Given instruction :: Only a number is wanted here: the number of lines of the data that include "agency".
= = =
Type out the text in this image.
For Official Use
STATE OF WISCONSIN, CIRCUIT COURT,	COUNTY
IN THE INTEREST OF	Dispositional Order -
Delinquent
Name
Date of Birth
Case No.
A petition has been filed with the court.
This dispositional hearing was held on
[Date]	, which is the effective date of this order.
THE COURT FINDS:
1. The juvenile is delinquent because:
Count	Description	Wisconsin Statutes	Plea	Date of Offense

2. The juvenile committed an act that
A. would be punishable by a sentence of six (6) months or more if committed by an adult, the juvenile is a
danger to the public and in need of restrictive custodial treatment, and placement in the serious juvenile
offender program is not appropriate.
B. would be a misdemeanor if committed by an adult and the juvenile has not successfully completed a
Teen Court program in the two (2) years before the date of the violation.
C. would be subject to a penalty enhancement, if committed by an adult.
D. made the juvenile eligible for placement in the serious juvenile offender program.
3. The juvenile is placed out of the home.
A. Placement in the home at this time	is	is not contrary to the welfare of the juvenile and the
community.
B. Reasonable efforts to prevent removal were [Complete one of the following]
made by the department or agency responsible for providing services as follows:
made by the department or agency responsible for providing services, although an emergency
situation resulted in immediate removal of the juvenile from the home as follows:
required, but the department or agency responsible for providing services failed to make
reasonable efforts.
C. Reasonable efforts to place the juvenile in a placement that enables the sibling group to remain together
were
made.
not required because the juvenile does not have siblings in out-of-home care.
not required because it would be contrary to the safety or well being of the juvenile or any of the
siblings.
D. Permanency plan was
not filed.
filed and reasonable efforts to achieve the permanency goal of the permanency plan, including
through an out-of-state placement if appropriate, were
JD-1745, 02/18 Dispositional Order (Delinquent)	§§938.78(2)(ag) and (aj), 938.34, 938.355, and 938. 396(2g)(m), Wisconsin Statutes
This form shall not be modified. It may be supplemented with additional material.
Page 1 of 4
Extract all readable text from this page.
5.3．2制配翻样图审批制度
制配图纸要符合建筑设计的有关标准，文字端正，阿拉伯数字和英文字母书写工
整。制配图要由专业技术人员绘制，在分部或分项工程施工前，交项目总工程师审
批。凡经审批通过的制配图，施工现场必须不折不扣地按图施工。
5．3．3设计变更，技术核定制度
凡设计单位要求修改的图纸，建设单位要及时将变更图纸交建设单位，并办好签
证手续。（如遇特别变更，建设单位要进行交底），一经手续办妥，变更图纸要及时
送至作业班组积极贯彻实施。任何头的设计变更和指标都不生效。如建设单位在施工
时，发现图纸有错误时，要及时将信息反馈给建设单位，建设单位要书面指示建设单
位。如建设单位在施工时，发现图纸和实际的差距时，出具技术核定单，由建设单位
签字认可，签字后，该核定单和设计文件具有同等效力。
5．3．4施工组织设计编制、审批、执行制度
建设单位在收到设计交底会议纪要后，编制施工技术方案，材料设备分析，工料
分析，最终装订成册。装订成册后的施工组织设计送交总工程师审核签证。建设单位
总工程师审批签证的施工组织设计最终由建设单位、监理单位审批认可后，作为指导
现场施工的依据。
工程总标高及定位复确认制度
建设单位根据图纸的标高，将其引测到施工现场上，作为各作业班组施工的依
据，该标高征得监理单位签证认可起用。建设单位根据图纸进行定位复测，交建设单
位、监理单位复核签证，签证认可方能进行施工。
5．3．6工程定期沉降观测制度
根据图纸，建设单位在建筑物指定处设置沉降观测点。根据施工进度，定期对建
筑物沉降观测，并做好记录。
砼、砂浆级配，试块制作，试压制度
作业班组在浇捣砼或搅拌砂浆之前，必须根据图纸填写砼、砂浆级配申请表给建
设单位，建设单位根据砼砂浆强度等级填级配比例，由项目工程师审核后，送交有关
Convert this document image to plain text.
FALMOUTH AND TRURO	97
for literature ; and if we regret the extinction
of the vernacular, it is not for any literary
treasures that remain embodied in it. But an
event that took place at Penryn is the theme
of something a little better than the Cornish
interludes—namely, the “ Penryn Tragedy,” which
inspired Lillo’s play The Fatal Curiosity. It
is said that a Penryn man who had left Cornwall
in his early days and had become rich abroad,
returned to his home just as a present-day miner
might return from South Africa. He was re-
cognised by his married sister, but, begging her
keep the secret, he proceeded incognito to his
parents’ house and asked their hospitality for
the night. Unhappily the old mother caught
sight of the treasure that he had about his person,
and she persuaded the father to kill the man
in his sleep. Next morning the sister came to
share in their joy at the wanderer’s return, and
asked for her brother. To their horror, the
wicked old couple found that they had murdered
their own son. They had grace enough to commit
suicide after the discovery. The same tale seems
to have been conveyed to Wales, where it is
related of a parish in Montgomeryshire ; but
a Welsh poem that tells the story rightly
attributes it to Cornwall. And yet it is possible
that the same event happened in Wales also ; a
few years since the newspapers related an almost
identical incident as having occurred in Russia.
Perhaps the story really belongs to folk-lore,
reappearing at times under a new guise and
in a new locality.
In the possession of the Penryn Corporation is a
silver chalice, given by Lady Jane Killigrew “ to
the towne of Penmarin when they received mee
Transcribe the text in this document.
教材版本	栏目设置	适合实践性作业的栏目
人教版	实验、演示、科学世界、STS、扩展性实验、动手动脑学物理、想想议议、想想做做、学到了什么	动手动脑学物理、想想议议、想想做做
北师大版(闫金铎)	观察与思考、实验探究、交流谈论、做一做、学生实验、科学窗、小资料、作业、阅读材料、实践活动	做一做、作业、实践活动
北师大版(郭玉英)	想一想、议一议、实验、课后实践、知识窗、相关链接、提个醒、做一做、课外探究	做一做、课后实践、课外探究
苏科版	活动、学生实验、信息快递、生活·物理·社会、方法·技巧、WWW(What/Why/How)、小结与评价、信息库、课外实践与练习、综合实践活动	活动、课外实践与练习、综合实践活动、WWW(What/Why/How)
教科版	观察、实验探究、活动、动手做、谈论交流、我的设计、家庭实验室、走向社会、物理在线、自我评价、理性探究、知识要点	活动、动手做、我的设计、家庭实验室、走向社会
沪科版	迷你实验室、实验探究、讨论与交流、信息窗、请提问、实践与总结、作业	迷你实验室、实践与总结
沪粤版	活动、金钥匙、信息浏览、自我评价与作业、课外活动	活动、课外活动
= = =
Exercise response :: 3